* [Exercise aim]: Reproduce the data below verbatim from the line containing "Read out every word on this page." through its final line, and produce nothing more.

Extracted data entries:
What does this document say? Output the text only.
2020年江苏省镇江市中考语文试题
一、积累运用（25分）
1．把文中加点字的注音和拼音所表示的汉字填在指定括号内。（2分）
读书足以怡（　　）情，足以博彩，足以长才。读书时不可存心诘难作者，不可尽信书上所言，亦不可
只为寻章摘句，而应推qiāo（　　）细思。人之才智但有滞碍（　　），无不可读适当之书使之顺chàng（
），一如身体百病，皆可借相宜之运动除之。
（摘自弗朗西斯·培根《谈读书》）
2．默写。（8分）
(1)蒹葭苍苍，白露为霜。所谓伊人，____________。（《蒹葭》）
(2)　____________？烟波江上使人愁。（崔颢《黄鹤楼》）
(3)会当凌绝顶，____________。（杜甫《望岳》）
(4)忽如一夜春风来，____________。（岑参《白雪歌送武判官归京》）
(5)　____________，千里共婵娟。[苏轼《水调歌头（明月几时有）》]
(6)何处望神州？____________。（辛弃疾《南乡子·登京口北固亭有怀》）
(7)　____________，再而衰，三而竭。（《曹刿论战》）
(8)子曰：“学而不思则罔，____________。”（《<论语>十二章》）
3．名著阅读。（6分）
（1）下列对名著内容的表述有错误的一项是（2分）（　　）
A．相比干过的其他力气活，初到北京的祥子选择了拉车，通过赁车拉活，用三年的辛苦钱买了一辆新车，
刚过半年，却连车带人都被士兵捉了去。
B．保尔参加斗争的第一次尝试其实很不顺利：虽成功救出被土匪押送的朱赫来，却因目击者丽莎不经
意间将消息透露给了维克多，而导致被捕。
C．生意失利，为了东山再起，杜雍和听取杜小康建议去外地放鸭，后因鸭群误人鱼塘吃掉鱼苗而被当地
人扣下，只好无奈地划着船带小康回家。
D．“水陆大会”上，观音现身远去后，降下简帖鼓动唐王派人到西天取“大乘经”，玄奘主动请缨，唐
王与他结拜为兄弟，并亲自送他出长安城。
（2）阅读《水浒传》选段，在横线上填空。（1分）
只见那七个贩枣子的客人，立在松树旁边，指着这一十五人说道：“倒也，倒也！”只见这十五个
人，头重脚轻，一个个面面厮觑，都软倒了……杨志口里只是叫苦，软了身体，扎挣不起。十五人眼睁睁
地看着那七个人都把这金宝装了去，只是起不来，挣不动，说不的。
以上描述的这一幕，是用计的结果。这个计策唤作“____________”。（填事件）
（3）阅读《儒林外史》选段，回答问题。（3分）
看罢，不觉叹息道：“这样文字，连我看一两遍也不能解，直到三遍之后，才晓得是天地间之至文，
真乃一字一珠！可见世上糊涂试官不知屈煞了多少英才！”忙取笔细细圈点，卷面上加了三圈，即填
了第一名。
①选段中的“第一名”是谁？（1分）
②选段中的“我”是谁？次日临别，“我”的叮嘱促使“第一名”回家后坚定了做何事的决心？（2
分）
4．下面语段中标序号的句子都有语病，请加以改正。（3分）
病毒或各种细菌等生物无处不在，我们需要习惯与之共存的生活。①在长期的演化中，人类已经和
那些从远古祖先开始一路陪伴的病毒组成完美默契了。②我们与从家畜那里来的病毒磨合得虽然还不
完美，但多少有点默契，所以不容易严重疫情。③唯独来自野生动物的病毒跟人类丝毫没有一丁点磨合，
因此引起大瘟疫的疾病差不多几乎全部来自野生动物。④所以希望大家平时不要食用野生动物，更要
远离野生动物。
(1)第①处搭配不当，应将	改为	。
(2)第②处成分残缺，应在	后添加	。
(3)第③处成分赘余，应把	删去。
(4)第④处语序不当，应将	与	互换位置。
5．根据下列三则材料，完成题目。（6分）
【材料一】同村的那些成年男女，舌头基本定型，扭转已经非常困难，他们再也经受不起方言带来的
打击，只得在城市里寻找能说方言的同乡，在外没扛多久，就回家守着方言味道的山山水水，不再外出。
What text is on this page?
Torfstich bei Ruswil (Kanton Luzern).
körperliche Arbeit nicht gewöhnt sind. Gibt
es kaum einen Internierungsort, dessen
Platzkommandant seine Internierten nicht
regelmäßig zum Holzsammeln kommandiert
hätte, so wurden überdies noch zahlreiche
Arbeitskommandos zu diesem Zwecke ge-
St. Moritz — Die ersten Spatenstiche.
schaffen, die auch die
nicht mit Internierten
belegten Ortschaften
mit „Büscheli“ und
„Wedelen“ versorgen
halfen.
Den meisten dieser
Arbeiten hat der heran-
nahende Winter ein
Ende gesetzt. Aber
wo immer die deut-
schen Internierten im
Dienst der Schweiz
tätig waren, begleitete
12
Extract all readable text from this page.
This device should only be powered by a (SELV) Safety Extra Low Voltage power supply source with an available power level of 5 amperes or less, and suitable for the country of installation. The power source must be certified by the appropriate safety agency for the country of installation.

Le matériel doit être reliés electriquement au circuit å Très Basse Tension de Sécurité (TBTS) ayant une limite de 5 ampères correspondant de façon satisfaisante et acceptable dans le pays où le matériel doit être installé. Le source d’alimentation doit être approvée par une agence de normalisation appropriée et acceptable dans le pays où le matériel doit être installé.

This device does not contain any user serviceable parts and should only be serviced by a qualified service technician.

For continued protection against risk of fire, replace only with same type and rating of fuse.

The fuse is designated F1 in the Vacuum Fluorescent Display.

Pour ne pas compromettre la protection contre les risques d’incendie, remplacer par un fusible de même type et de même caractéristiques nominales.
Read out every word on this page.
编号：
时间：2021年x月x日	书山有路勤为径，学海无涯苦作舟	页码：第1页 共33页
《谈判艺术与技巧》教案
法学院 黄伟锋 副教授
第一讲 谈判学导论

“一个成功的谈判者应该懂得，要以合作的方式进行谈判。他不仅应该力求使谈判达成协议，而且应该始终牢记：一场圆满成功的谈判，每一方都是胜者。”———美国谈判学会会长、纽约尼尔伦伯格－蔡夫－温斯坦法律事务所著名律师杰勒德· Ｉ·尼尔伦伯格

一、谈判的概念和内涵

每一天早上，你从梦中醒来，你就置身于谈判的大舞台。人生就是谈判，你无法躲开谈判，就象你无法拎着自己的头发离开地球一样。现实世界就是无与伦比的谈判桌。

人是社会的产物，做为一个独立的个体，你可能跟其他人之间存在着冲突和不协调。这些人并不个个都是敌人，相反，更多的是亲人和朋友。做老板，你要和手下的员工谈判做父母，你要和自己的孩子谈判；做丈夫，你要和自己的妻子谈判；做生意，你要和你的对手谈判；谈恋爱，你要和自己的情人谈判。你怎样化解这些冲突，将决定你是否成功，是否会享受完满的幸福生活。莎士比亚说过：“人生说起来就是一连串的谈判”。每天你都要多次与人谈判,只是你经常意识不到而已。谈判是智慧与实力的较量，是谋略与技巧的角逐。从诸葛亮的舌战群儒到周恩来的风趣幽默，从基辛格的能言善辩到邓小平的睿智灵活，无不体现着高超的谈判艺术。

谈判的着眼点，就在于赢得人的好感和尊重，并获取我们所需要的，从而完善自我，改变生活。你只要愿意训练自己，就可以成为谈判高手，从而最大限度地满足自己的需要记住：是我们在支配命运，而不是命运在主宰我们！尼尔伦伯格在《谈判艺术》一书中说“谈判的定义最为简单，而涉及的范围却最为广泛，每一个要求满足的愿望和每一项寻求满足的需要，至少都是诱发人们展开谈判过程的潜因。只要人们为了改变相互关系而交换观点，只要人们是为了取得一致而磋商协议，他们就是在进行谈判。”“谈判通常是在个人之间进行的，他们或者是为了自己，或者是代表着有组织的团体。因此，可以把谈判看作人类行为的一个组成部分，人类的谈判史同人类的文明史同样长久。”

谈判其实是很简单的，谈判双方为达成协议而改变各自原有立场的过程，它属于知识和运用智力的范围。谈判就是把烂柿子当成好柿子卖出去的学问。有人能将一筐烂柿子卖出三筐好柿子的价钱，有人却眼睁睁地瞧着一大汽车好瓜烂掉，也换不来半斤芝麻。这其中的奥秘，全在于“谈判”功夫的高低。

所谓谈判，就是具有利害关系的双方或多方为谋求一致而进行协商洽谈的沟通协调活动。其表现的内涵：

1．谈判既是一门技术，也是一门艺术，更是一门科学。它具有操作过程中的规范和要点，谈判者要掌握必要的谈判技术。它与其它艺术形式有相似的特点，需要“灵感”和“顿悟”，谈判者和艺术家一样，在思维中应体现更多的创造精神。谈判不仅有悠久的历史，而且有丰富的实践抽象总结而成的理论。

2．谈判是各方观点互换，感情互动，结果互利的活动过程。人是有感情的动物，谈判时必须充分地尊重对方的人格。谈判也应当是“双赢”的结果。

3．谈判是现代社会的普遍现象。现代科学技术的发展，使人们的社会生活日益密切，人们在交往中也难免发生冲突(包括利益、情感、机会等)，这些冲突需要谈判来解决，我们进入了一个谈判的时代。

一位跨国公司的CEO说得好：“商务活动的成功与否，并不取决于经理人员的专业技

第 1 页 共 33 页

* [Task answer]:
Read out every word on this page.
编号：
时间：2021年x月x日	书山有路勤为径，学海无涯苦作舟	页码：第1页 共33页
《谈判艺术与技巧》教案
法学院 黄伟锋 副教授
第一讲 谈判学导论

“一个成功的谈判者应该懂得，要以合作的方式进行谈判。他不仅应该力求使谈判达成协议，而且应该始终牢记：一场圆满成功的谈判，每一方都是胜者。”———美国谈判学会会长、纽约尼尔伦伯格－蔡夫－温斯坦法律事务所著名律师杰勒德· Ｉ·尼尔伦伯格

一、谈判的概念和内涵

每一天早上，你从梦中醒来，你就置身于谈判的大舞台。人生就是谈判，你无法躲开谈判，就象你无法拎着自己的头发离开地球一样。现实世界就是无与伦比的谈判桌。

人是社会的产物，做为一个独立的个体，你可能跟其他人之间存在着冲突和不协调。这些人并不个个都是敌人，相反，更多的是亲人和朋友。做老板，你要和手下的员工谈判做父母，你要和自己的孩子谈判；做丈夫，你要和自己的妻子谈判；做生意，你要和你的对手谈判；谈恋爱，你要和自己的情人谈判。你怎样化解这些冲突，将决定你是否成功，是否会享受完满的幸福生活。莎士比亚说过：“人生说起来就是一连串的谈判”。每天你都要多次与人谈判,只是你经常意识不到而已。谈判是智慧与实力的较量，是谋略与技巧的角逐。从诸葛亮的舌战群儒到周恩来的风趣幽默，从基辛格的能言善辩到邓小平的睿智灵活，无不体现着高超的谈判艺术。

谈判的着眼点，就在于赢得人的好感和尊重，并获取我们所需要的，从而完善自我，改变生活。你只要愿意训练自己，就可以成为谈判高手，从而最大限度地满足自己的需要记住：是我们在支配命运，而不是命运在主宰我们！尼尔伦伯格在《谈判艺术》一书中说“谈判的定义最为简单，而涉及的范围却最为广泛，每一个要求满足的愿望和每一项寻求满足的需要，至少都是诱发人们展开谈判过程的潜因。只要人们为了改变相互关系而交换观点，只要人们是为了取得一致而磋商协议，他们就是在进行谈判。”“谈判通常是在个人之间进行的，他们或者是为了自己，或者是代表着有组织的团体。因此，可以把谈判看作人类行为的一个组成部分，人类的谈判史同人类的文明史同样长久。”

谈判其实是很简单的，谈判双方为达成协议而改变各自原有立场的过程，它属于知识和运用智力的范围。谈判就是把烂柿子当成好柿子卖出去的学问。有人能将一筐烂柿子卖出三筐好柿子的价钱，有人却眼睁睁地瞧着一大汽车好瓜烂掉，也换不来半斤芝麻。这其中的奥秘，全在于“谈判”功夫的高低。

所谓谈判，就是具有利害关系的双方或多方为谋求一致而进行协商洽谈的沟通协调活动。其表现的内涵：

1．谈判既是一门技术，也是一门艺术，更是一门科学。它具有操作过程中的规范和要点，谈判者要掌握必要的谈判技术。它与其它艺术形式有相似的特点，需要“灵感”和“顿悟”，谈判者和艺术家一样，在思维中应体现更多的创造精神。谈判不仅有悠久的历史，而且有丰富的实践抽象总结而成的理论。

2．谈判是各方观点互换，感情互动，结果互利的活动过程。人是有感情的动物，谈判时必须充分地尊重对方的人格。谈判也应当是“双赢”的结果。

3．谈判是现代社会的普遍现象。现代科学技术的发展，使人们的社会生活日益密切，人们在交往中也难免发生冲突(包括利益、情感、机会等)，这些冲突需要谈判来解决，我们进入了一个谈判的时代。

一位跨国公司的CEO说得好：“商务活动的成功与否，并不取决于经理人员的专业技

第 1 页 共 33 页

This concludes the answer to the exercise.